▼

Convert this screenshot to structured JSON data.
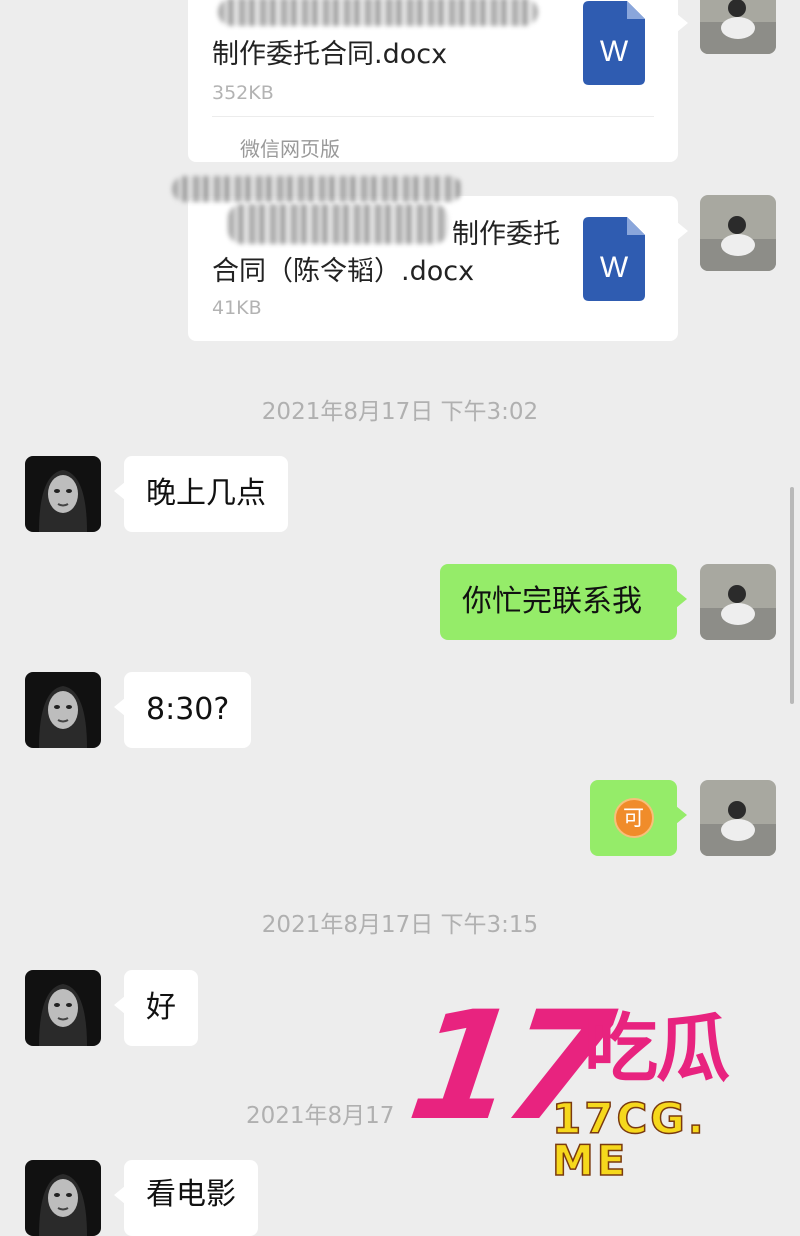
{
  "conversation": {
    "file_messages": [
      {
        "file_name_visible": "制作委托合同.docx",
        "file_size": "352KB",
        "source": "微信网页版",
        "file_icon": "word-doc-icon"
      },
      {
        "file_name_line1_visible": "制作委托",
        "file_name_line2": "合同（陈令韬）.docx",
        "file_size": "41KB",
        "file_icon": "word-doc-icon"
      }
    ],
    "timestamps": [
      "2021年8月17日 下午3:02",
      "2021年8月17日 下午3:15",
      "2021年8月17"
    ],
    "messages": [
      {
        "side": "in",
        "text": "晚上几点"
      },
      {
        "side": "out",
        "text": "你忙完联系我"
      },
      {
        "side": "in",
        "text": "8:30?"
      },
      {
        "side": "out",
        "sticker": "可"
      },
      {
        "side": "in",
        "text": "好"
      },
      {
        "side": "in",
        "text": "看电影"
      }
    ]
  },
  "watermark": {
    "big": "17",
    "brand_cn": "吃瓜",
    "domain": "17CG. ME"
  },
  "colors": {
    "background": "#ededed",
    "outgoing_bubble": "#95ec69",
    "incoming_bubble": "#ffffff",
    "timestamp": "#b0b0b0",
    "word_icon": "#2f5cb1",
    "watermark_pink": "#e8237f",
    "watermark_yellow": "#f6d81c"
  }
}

▲

Copy the records exactly as they appear, excluding images.

Convert this screenshot to structured JSON data.
{
  "conversation": {
    "file_messages": [
      {
        "file_name_visible": "制作委托合同.docx",
        "file_size": "352KB",
        "source": "微信网页版",
        "file_icon": "word-doc-icon"
      },
      {
        "file_name_line1_visible": "制作委托",
        "file_name_line2": "合同（陈令韬）.docx",
        "file_size": "41KB",
        "file_icon": "word-doc-icon"
      }
    ],
    "timestamps": [
      "2021年8月17日 下午3:02",
      "2021年8月17日 下午3:15",
      "2021年8月17"
    ],
    "messages": [
      {
        "side": "in",
        "text": "晚上几点"
      },
      {
        "side": "out",
        "text": "你忙完联系我"
      },
      {
        "side": "in",
        "text": "8:30?"
      },
      {
        "side": "out",
        "sticker": "可"
      },
      {
        "side": "in",
        "text": "好"
      },
      {
        "side": "in",
        "text": "看电影"
      }
    ]
  },
  "watermark": {
    "big": "17",
    "brand_cn": "吃瓜",
    "domain": "17CG. ME"
  },
  "colors": {
    "background": "#ededed",
    "outgoing_bubble": "#95ec69",
    "incoming_bubble": "#ffffff",
    "timestamp": "#b0b0b0",
    "word_icon": "#2f5cb1",
    "watermark_pink": "#e8237f",
    "watermark_yellow": "#f6d81c"
  }
}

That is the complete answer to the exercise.